Набор заданий —
(a) Согласуются ли с текстом о Живодерке и Владимиро-Долгоруковской улице следующие утверждения: (i) Глазовский трактир на Живодерке принадлежал стряпчему В.М. Глазову; (ii) Пушкин побывал в Глазовском трактире в 1860-х гг.; (iii) Е.В. Салиас предоставила Н.С. Лескову квартиру в главном доме? Для каждого ответьте «да» или «нет» и точно процитируйте решающие слова текста.
(b) Поменяйте в тексте о Живодерке и Владимиро-Долгоруковской улице «Чацкого» на «Фамусова» и приведите фрагмент между словами «В начале XX» и «в дворовом флигельке.» включительно.
(c) Продолжите текст о Живодерке и Владимиро-Долгоруковской улице, начиная сразу после его последнего предложения.

Текстовый блок —
^^^^
Со времени своего поселения в Москве в конце XVIII в. цыганские хоры отдавали предпочтение району Живодерки, Тишинской площади и прилегающих к ней Грузин. Местами их выступлений служили московские трактиры, но особенной популярностью пользовался Глазовский трактир на Живодерке (№ 27), принадлежавший стряпчему В.М. Глазову. Пушкин побывал в нем в 1832 г.
В начале XX века Владимиро-Долгоруковскую выбрал для жизни начинавший свою блистательную театральную карьеру Пров Михайлович Садовский (№ 1). Именно в это время он дебютировал в одной из лучших своих ролей — Чацкого в «Горе от ума». И квартиру актер выбирает не случайно — ему знакома слава одного из знаменитых московских культурных гнезд. В 1860-х гг. и позже дом принадлежал сестре драматурга А.В. Сухово-Кобылина графине Е.В. Салиас, известной под литературным псевдонимом Евгения Тур. Е.В. Салиас издавала журнал «Русская речь», в котором, в частности, сотрудничал Н.С. Лесков. Ему издательница предоставила квартиру в дворовом флигельке.
К сожалению, совсем недавно улица лишилась именно этой знаменитой усадьбы, уступив очередному многоэтажному монолиту.
^^^^
(Записи набора данных)
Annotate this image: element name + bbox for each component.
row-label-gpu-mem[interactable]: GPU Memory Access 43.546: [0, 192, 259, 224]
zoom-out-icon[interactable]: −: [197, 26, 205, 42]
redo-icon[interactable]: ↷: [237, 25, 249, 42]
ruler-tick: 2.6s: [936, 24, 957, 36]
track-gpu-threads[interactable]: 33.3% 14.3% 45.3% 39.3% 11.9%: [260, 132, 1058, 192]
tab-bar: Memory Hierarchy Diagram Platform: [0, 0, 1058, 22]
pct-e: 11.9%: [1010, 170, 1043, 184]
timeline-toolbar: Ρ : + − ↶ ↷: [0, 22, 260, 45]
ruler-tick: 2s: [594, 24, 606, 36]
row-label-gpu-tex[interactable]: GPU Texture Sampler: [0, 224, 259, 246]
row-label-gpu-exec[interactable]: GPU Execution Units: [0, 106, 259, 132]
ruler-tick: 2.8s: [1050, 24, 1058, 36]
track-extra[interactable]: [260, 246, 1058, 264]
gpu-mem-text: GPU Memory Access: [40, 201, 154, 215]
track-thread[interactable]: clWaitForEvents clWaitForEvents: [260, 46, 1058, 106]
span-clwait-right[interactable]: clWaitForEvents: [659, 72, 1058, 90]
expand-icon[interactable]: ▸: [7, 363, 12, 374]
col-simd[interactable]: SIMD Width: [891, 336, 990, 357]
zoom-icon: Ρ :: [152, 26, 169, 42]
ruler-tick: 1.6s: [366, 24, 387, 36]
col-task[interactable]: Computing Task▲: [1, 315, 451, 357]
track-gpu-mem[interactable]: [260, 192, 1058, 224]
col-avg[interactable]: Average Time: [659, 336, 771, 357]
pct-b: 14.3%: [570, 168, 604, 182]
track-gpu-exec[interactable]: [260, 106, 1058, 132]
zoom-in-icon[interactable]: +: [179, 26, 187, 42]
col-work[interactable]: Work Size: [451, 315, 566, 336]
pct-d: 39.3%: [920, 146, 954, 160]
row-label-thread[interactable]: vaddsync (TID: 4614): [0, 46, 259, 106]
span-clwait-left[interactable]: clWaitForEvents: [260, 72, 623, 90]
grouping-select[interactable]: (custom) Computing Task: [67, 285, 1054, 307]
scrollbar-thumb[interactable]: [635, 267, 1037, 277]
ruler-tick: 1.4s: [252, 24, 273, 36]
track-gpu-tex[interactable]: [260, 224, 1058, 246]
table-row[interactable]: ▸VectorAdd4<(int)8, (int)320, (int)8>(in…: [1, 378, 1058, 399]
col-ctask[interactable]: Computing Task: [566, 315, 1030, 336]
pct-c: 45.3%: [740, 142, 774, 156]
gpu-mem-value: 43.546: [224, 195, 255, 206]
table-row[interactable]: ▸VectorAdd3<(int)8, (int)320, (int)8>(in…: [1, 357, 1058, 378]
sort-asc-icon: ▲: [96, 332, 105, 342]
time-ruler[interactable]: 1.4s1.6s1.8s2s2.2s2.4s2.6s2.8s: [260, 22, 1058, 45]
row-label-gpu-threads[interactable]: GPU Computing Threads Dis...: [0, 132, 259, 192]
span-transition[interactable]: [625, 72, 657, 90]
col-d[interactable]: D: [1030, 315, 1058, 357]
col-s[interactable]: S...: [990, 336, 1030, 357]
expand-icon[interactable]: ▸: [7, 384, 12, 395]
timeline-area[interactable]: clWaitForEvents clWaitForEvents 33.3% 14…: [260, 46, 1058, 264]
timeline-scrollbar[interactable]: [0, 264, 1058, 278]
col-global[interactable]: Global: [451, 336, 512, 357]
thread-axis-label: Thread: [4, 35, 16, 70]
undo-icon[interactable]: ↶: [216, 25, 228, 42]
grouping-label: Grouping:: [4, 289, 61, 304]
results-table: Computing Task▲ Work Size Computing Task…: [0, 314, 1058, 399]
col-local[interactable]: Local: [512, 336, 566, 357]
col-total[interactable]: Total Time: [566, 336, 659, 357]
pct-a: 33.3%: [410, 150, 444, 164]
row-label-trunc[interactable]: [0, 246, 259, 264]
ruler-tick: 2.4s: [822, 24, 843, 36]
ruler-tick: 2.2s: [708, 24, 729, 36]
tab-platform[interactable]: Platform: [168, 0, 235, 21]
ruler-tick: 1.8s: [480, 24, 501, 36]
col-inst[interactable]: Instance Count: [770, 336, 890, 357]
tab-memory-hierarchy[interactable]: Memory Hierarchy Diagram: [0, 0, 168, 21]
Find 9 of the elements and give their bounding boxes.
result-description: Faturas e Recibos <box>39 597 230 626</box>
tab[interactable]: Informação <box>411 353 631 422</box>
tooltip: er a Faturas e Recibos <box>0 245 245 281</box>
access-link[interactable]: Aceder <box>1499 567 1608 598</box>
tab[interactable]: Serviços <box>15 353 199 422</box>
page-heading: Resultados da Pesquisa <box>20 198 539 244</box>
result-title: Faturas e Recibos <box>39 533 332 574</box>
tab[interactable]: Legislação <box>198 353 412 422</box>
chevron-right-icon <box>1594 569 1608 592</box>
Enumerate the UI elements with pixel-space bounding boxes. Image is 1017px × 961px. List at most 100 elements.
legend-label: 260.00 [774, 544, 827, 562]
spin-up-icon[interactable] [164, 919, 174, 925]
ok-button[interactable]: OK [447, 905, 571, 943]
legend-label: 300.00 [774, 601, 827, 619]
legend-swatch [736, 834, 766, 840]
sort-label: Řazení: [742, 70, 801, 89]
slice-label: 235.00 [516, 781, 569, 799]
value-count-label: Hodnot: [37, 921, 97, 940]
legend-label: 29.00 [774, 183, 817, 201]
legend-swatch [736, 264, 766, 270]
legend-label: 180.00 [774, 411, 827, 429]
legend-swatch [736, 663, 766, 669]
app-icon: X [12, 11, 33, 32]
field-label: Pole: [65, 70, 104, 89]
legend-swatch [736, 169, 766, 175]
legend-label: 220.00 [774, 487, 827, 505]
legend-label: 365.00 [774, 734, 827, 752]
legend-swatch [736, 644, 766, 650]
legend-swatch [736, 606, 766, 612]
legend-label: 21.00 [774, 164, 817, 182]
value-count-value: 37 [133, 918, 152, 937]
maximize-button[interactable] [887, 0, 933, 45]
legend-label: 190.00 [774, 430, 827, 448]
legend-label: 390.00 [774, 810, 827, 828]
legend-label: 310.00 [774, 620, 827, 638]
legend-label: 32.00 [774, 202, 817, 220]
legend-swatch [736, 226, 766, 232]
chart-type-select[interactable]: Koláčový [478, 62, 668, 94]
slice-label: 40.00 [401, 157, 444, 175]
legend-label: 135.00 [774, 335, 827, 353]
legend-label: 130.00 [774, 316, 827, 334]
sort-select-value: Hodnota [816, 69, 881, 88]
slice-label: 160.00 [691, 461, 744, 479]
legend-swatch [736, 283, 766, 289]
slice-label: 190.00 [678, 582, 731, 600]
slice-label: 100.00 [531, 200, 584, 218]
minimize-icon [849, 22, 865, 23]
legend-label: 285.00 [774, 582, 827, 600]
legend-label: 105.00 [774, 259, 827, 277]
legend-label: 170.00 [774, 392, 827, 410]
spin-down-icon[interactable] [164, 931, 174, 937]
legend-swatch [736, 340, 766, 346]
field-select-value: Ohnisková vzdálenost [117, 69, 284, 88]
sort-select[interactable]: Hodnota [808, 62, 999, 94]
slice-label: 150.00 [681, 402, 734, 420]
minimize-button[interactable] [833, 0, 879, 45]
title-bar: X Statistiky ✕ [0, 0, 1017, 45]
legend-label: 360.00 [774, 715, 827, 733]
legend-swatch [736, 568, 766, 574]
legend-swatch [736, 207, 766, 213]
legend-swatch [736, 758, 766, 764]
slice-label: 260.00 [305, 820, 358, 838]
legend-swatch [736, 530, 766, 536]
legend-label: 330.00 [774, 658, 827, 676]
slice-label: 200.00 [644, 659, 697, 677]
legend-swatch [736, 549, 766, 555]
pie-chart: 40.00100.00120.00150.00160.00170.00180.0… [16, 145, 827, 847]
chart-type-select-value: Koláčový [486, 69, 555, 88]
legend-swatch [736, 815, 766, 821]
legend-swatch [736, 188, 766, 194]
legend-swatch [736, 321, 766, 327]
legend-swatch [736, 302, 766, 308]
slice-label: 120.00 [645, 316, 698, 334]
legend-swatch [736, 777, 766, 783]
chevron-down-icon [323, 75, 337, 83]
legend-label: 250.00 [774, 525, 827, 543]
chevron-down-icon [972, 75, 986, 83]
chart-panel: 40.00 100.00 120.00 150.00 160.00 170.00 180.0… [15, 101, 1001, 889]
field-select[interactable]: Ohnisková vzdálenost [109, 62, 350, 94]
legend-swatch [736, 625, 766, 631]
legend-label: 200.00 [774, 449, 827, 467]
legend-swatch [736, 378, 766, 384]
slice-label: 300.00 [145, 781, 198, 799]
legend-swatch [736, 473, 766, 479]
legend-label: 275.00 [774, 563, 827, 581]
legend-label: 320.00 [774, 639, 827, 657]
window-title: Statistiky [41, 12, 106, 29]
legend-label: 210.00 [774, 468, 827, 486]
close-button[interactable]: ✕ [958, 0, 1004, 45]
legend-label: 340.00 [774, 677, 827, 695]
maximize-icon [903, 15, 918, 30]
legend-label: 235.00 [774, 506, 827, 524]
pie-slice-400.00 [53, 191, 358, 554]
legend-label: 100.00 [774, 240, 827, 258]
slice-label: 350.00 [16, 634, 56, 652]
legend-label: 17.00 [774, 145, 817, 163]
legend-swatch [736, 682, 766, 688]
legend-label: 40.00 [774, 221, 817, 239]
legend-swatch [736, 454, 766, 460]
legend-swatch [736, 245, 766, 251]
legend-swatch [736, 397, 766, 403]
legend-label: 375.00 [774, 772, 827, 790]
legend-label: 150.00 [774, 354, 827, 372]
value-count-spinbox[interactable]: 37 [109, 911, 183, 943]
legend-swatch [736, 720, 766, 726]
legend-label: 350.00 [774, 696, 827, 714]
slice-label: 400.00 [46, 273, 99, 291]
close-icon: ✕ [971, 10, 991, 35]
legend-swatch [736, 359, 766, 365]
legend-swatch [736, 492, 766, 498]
^^^^
Ответы к заданиям —
(a)
(i) Да: «принадлежавший стряпчему В.М. Глазову».
(ii) Нет: «Пушкин побывал в нем в 1832 г.»
(iii) Нет: «Ему издательница предоставила квартиру в дворовом флигельке».

(b)
В начале XX века Владимиро-Долгоруковскую выбрал для жизни начинавший свою блистательную театральную карьеру Пров Михайлович Садовский (№ 1). Именно в это время он дебютировал в одной из лучших своих ролей — Фамусова в «Горе от ума». И квартиру актер выбирает не случайно — ему знакома слава одного из знаменитых московских культурных гнезд. В 1860-х гг. и позже дом принадлежал сестре драматурга А.В. Сухово-Кобылина графине Е.В. Салиас, известной под литературным псевдонимом Евгения Тур. Е.В. Салиас издавала журнал «Русская речь», в котором, в частности, сотрудничал Н.С. Лесков. Ему издательница предоставила квартиру в дворовом флигельке.

(c)
Владимиро-Долгоруковская связана и еще с одним литературным именем — В.В. Маяковского, который жил в 1912 г. в доме № 12. Это место его рождения как поэта. Учащийся Московского училища живописи, ваяния и зодчества, он впервые решился прочитать свои стихи товарищу по занятиям: «Днем у меня вышло стихотворение. Ночь. Сретенский бульвар. Читаю строки Бурлюку». Стесняясь написанного, Маяковский попытался выдать собственное сочинение за чужое. Бурлюк не поверил: «Во-первых, вы врете — это вы сами написали. А во-вторых, вы гениальный поэт». Об этом эпизоде, во многом предопределившем его будущее, Маяковский писал в автобиографии: «Применение ко мне такого грандиозного и незаслуженного эпитета обрадовало меня. Я весь ушел в стихи. В этот вечер я совершенно неожиданно стал поэтом». С Владимиро-Долгоруковской на квартиру на Большой Пресне (№ 36) Маяковский переехал в 1914 г., уже приобретя литературное имя.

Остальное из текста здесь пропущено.